Task: Pull out every line containing the string "piece".

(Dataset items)
========================================================================
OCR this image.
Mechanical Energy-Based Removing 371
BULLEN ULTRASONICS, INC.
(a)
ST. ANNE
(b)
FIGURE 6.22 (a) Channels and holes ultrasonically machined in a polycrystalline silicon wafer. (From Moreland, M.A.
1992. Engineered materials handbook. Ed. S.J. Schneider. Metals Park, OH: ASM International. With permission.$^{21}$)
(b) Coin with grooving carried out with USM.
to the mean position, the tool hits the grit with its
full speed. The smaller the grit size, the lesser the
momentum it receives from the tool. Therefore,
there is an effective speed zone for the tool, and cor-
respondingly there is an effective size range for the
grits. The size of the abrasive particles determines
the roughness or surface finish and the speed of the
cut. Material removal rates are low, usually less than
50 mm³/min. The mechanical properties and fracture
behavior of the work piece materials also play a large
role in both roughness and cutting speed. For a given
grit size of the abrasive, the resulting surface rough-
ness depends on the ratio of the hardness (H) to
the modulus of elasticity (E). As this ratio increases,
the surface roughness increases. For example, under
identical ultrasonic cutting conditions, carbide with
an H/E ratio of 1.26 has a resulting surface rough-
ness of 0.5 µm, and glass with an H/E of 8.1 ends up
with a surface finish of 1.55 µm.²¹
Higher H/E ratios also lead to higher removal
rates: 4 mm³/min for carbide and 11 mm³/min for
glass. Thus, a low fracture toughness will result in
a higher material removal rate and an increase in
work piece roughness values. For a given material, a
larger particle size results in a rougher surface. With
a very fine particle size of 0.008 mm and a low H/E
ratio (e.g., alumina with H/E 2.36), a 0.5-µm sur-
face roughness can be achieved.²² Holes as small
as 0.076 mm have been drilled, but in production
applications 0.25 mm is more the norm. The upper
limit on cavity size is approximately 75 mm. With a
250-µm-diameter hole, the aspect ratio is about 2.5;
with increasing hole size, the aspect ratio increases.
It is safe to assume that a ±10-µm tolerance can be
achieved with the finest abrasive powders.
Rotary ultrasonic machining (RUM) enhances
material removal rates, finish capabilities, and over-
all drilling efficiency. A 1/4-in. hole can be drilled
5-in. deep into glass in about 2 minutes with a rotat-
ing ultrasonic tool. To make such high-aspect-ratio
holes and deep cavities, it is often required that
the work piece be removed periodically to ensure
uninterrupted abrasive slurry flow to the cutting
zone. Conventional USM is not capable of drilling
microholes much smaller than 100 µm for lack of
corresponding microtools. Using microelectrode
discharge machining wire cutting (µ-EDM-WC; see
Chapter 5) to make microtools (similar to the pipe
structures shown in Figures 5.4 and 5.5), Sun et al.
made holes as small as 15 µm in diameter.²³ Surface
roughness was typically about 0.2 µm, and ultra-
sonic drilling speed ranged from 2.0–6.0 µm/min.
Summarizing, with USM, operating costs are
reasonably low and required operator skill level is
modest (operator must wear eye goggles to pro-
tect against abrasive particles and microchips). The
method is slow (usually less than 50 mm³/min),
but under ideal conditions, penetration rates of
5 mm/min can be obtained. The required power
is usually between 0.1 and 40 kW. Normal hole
========================================================================
Exercise result:
behavior of the work piece materials also play a large
work piece roughness values. For a given material, a
the work piece be removed periodically to ensure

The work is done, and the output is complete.